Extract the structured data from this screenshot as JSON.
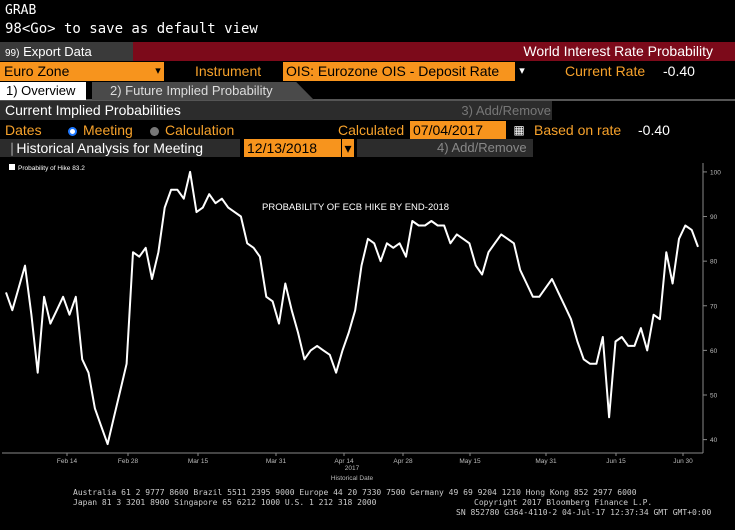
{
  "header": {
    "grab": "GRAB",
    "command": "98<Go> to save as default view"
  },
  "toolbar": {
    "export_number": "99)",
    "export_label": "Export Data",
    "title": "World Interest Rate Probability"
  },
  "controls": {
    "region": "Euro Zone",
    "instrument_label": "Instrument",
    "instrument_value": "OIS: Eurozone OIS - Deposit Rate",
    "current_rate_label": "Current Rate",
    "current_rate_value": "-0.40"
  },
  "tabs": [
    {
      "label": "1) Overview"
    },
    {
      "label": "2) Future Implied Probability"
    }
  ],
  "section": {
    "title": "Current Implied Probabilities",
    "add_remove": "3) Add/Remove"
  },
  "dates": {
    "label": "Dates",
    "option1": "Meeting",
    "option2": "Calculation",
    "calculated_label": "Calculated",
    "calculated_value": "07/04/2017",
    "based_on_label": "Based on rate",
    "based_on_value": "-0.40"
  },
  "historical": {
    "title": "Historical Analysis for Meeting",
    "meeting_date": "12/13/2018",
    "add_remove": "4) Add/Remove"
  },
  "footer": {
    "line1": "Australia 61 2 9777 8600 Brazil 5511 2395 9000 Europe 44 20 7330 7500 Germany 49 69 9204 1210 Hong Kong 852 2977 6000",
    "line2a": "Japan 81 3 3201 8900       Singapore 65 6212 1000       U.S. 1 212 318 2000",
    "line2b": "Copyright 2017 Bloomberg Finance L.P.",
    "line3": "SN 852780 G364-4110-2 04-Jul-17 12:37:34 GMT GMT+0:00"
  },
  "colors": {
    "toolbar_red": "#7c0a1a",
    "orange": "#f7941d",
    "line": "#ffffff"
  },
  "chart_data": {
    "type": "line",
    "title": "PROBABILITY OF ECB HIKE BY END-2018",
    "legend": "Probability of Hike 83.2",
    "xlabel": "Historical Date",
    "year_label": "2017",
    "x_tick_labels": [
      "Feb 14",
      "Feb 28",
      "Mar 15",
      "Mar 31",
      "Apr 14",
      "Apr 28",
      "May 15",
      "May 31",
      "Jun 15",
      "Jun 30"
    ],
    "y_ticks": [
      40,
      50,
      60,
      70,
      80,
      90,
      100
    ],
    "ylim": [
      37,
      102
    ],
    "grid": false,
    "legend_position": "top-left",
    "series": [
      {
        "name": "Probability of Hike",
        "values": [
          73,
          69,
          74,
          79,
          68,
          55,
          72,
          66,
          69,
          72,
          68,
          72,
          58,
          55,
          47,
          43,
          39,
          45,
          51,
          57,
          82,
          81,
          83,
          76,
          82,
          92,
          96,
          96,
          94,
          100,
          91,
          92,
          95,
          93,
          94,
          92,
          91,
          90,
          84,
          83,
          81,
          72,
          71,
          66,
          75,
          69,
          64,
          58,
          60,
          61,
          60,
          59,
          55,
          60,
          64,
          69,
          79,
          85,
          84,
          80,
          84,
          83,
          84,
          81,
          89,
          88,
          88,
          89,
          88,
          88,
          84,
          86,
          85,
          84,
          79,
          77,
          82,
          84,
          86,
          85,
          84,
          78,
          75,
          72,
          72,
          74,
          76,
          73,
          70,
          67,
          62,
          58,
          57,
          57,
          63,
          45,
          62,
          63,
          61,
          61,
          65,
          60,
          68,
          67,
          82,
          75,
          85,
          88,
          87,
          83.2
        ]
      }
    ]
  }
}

----------

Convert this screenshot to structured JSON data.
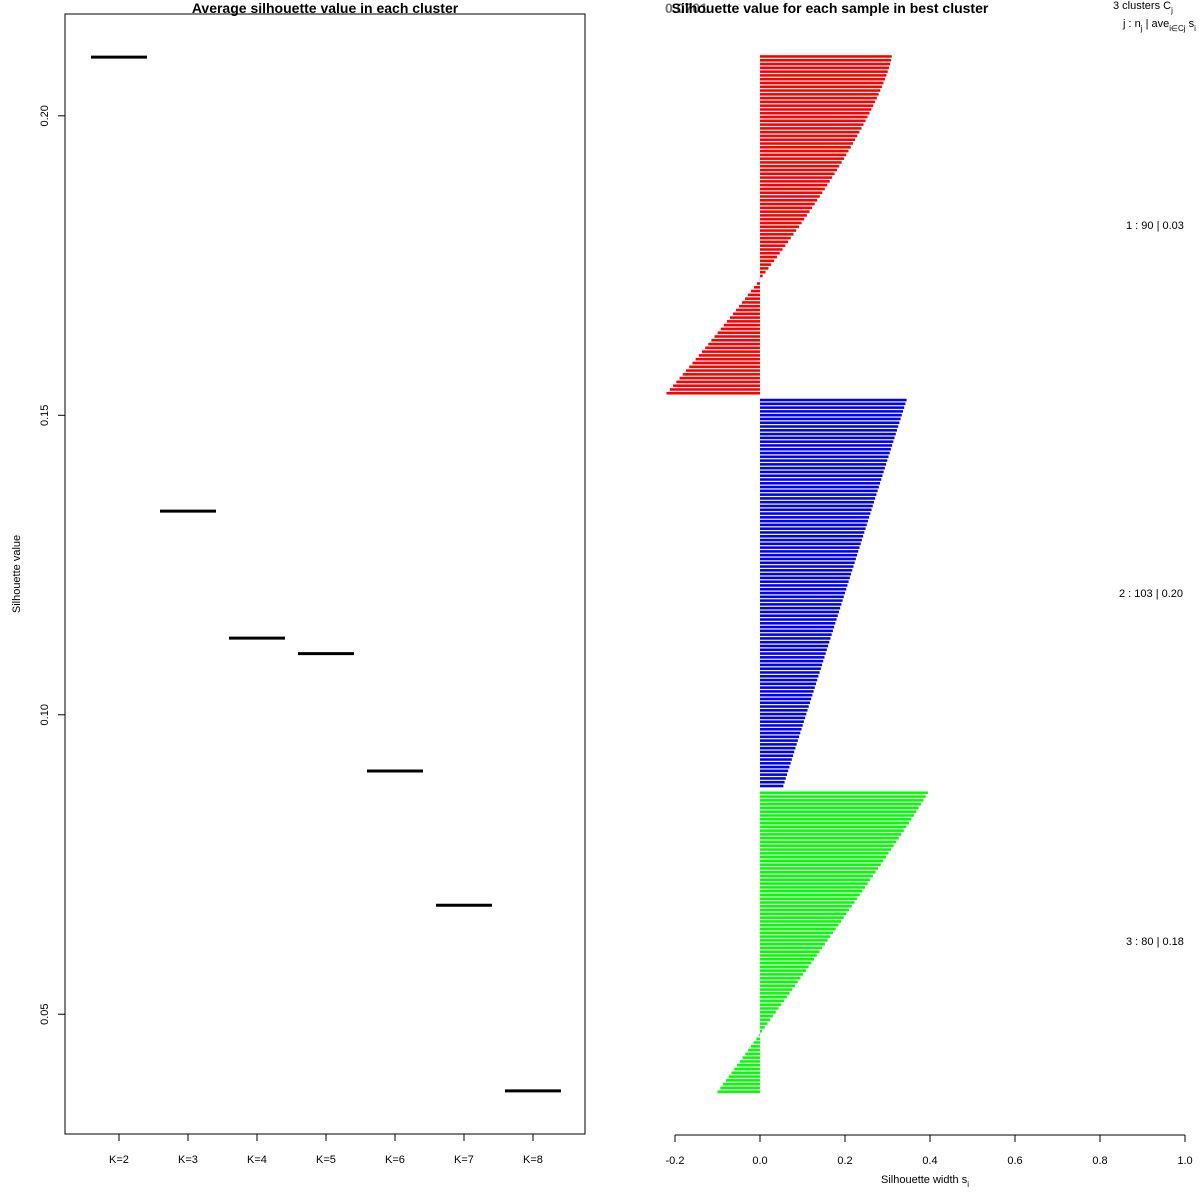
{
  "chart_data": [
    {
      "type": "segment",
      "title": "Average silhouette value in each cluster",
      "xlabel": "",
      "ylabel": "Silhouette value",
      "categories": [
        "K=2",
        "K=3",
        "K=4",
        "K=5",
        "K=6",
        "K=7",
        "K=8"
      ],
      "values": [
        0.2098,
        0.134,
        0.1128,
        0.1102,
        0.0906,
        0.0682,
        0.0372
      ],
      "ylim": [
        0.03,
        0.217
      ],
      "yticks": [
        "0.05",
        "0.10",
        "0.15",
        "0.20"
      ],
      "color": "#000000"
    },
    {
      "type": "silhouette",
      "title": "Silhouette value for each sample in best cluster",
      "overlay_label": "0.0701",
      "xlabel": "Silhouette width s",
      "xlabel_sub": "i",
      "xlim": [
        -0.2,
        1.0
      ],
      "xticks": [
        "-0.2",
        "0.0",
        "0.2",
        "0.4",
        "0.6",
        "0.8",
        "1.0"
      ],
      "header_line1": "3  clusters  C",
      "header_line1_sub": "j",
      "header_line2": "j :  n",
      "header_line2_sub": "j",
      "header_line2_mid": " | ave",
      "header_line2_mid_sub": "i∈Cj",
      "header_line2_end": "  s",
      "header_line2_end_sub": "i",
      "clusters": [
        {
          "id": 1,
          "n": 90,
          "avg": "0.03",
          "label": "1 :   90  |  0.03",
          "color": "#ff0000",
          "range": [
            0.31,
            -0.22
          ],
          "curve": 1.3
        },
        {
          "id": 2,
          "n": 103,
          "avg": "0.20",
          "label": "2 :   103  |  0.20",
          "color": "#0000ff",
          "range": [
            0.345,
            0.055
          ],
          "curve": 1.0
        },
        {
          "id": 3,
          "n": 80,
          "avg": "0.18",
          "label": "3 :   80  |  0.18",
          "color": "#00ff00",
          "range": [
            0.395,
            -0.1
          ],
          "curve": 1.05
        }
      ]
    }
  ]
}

----------

**WRITTEN REQUEST:** Write out every line from the entries where "each" appears.

**OUTPUT FOR THIS EXERCISE:**
      "title": "Average silhouette value in each cluster",
      "title": "Silhouette value for each sample in best cluster",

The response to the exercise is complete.